**TASK OBJECTIVE:**
Find every line of the listing below where "range" appears, and copy it.

(Collection entries)

[start]

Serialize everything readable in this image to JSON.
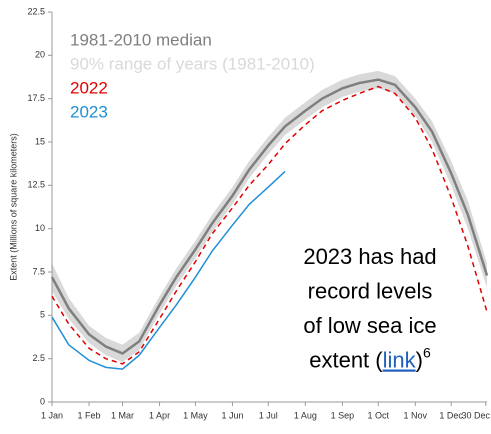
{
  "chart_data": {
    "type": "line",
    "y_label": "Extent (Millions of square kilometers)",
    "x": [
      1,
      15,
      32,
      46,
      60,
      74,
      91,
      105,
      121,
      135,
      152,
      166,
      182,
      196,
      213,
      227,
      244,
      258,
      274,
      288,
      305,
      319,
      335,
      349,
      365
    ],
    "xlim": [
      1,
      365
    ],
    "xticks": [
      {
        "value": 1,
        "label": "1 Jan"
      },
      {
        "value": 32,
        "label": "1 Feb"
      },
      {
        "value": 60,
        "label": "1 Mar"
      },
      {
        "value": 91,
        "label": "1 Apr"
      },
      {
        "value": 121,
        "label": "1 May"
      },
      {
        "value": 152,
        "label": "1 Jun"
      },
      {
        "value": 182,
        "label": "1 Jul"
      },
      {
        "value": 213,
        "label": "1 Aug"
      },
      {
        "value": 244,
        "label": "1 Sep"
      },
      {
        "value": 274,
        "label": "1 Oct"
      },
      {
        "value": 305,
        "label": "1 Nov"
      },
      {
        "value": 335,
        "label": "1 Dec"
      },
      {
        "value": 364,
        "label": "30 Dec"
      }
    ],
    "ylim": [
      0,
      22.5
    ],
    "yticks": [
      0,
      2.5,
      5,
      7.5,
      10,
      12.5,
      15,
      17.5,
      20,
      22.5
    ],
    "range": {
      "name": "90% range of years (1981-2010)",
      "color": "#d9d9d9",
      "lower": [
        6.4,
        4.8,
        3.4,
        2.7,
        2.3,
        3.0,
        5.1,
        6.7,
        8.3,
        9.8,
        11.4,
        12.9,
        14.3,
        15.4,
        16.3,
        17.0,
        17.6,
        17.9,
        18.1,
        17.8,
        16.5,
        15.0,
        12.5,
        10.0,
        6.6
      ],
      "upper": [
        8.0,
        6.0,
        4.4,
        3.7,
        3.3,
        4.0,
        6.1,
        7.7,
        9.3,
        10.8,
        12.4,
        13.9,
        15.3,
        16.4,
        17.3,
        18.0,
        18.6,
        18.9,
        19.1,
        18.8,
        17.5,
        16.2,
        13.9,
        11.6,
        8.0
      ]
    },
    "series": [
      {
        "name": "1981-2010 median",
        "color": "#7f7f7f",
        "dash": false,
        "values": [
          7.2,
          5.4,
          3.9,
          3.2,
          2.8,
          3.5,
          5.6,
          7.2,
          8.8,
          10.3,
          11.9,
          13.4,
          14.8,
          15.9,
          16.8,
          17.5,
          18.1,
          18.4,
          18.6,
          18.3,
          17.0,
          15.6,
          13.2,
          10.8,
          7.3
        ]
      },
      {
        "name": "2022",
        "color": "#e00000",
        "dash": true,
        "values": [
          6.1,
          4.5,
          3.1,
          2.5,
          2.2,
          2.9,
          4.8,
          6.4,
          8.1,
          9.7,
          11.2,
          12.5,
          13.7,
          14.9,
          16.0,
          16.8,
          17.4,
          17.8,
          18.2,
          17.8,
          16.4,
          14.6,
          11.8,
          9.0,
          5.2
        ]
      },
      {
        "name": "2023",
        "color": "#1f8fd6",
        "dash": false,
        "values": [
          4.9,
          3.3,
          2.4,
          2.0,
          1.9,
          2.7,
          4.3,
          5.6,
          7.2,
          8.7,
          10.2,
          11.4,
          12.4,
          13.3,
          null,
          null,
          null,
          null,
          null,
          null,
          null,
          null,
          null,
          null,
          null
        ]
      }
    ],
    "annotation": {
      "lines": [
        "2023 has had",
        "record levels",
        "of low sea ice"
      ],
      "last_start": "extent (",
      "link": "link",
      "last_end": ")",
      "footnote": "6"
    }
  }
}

[end]

**SOLVED PROBLEM:**
    "range": {
      "name": "90% range of years (1981-2010)",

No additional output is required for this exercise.